• _WRITTEN EXERCISE_
Return each line of the listing below word for word, without changing anything.

• _GIVEN DATA_
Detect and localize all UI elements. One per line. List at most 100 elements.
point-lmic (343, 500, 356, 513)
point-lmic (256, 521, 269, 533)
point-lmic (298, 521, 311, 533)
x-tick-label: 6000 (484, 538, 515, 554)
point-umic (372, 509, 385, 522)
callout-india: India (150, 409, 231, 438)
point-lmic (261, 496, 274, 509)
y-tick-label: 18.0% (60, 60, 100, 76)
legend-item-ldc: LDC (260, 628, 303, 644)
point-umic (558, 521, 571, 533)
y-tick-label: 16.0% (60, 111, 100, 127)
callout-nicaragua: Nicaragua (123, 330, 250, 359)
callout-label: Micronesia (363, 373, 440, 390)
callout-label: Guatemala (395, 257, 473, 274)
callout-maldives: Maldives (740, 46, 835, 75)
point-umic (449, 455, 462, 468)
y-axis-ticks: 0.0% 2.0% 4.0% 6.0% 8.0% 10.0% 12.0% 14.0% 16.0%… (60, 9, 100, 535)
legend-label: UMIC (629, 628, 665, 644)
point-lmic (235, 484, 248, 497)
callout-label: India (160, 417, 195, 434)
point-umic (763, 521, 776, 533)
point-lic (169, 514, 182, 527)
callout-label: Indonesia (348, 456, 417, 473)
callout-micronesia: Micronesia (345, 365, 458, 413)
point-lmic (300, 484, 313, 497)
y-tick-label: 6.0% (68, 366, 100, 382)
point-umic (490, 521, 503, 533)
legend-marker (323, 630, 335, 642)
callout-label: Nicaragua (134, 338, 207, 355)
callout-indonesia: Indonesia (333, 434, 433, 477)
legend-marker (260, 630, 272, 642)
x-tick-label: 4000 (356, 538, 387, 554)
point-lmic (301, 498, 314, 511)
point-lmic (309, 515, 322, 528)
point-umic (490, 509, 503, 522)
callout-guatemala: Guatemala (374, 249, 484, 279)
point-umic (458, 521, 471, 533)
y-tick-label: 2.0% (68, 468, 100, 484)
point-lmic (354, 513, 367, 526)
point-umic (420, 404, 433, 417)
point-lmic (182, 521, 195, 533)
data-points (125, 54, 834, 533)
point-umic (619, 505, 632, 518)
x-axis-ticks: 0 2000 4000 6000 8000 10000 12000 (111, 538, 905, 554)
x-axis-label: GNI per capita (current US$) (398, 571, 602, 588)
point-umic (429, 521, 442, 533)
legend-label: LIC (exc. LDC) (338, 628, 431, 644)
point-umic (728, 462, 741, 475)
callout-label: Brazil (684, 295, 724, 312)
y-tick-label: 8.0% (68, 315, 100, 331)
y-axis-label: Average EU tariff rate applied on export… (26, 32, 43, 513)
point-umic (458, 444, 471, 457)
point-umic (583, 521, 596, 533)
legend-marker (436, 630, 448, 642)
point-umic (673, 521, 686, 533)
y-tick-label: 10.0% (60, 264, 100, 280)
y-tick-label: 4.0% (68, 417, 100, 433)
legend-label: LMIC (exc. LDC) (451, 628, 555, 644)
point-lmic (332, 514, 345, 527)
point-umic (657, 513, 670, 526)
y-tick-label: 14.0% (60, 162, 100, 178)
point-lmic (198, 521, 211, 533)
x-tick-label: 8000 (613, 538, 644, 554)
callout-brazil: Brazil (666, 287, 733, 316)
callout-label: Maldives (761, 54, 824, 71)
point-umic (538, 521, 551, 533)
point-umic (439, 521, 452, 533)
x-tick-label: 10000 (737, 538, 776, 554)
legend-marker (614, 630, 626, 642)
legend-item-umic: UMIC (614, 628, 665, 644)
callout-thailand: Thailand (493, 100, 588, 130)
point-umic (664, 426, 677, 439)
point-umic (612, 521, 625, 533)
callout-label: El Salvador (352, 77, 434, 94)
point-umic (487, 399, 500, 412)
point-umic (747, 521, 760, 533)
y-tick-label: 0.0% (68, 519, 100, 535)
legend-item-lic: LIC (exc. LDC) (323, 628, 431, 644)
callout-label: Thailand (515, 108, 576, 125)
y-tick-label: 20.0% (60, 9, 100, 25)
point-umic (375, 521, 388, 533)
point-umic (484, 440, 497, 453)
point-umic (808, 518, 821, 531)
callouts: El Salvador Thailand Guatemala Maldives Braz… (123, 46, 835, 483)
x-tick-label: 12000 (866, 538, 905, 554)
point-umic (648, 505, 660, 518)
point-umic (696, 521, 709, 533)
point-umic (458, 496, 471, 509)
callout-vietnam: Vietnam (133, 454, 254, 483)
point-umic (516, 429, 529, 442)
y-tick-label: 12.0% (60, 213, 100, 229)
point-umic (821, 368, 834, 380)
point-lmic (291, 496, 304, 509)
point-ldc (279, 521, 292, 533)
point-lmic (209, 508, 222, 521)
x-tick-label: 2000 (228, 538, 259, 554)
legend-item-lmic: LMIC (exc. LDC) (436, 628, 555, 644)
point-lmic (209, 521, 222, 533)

• _SOLUTION TO THE PROBLEM_
Detect and localize all UI elements. One per line. List at most 100 elements.
point-lmic (343, 500, 356, 513)
point-lmic (256, 521, 269, 533)
point-lmic (298, 521, 311, 533)
x-tick-label: 6000 (484, 538, 515, 554)
point-umic (372, 509, 385, 522)
callout-india: India (150, 409, 231, 438)
point-lmic (261, 496, 274, 509)
y-tick-label: 18.0% (60, 60, 100, 76)
legend-item-ldc: LDC (260, 628, 303, 644)
point-umic (558, 521, 571, 533)
y-tick-label: 16.0% (60, 111, 100, 127)
callout-nicaragua: Nicaragua (123, 330, 250, 359)
callout-label: Micronesia (363, 373, 440, 390)
callout-label: Guatemala (395, 257, 473, 274)
callout-maldives: Maldives (740, 46, 835, 75)
point-umic (449, 455, 462, 468)
y-axis-ticks: 0.0% 2.0% 4.0% 6.0% 8.0% 10.0% 12.0% 14.0% 16.0%… (60, 9, 100, 535)
legend-label: UMIC (629, 628, 665, 644)
point-lmic (235, 484, 248, 497)
callout-label: India (160, 417, 195, 434)
point-umic (763, 521, 776, 533)
point-lic (169, 514, 182, 527)
callout-label: Indonesia (348, 456, 417, 473)
callout-micronesia: Micronesia (345, 365, 458, 413)
point-lmic (300, 484, 313, 497)
y-tick-label: 6.0% (68, 366, 100, 382)
point-umic (490, 521, 503, 533)
legend-marker (323, 630, 335, 642)
callout-label: Nicaragua (134, 338, 207, 355)
callout-indonesia: Indonesia (333, 434, 433, 477)
legend-marker (260, 630, 272, 642)
x-tick-label: 4000 (356, 538, 387, 554)
point-lmic (301, 498, 314, 511)
point-lmic (309, 515, 322, 528)
point-umic (490, 509, 503, 522)
callout-guatemala: Guatemala (374, 249, 484, 279)
point-umic (458, 521, 471, 533)
y-tick-label: 2.0% (68, 468, 100, 484)
point-lmic (354, 513, 367, 526)
point-umic (420, 404, 433, 417)
point-lmic (182, 521, 195, 533)
data-points (125, 54, 834, 533)
point-umic (619, 505, 632, 518)
x-axis-ticks: 0 2000 4000 6000 8000 10000 12000 (111, 538, 905, 554)
x-axis-label: GNI per capita (current US$) (398, 571, 602, 588)
point-umic (429, 521, 442, 533)
legend-label: LIC (exc. LDC) (338, 628, 431, 644)
point-umic (728, 462, 741, 475)
callout-label: Brazil (684, 295, 724, 312)
y-tick-label: 8.0% (68, 315, 100, 331)
y-axis-label: Average EU tariff rate applied on export… (26, 32, 43, 513)
point-umic (458, 444, 471, 457)
point-umic (583, 521, 596, 533)
legend-marker (436, 630, 448, 642)
point-umic (673, 521, 686, 533)
y-tick-label: 10.0% (60, 264, 100, 280)
y-tick-label: 4.0% (68, 417, 100, 433)
legend-label: LMIC (exc. LDC) (451, 628, 555, 644)
point-lmic (332, 514, 345, 527)
point-umic (657, 513, 670, 526)
y-tick-label: 14.0% (60, 162, 100, 178)
point-lmic (198, 521, 211, 533)
x-tick-label: 8000 (613, 538, 644, 554)
callout-brazil: Brazil (666, 287, 733, 316)
callout-label: Maldives (761, 54, 824, 71)
point-umic (538, 521, 551, 533)
point-umic (439, 521, 452, 533)
x-tick-label: 10000 (737, 538, 776, 554)
legend-marker (614, 630, 626, 642)
legend-item-umic: UMIC (614, 628, 665, 644)
callout-thailand: Thailand (493, 100, 588, 130)
point-umic (664, 426, 677, 439)
point-umic (612, 521, 625, 533)
callout-label: El Salvador (352, 77, 434, 94)
point-umic (487, 399, 500, 412)
point-umic (747, 521, 760, 533)
y-tick-label: 0.0% (68, 519, 100, 535)
legend-item-lic: LIC (exc. LDC) (323, 628, 431, 644)
callout-label: Thailand (515, 108, 576, 125)
y-tick-label: 20.0% (60, 9, 100, 25)
point-umic (375, 521, 388, 533)
point-umic (484, 440, 497, 453)
point-umic (808, 518, 821, 531)
callouts: El Salvador Thailand Guatemala Maldives Braz… (123, 46, 835, 483)
x-tick-label: 12000 (866, 538, 905, 554)
point-umic (648, 505, 660, 518)
point-umic (696, 521, 709, 533)
point-umic (458, 496, 471, 509)
callout-vietnam: Vietnam (133, 454, 254, 483)
point-umic (516, 429, 529, 442)
y-tick-label: 12.0% (60, 213, 100, 229)
point-umic (821, 368, 834, 380)
point-lmic (291, 496, 304, 509)
point-ldc (279, 521, 292, 533)
point-lmic (209, 508, 222, 521)
x-tick-label: 2000 (228, 538, 259, 554)
legend-item-lmic: LMIC (exc. LDC) (436, 628, 555, 644)
point-lmic (209, 521, 222, 533)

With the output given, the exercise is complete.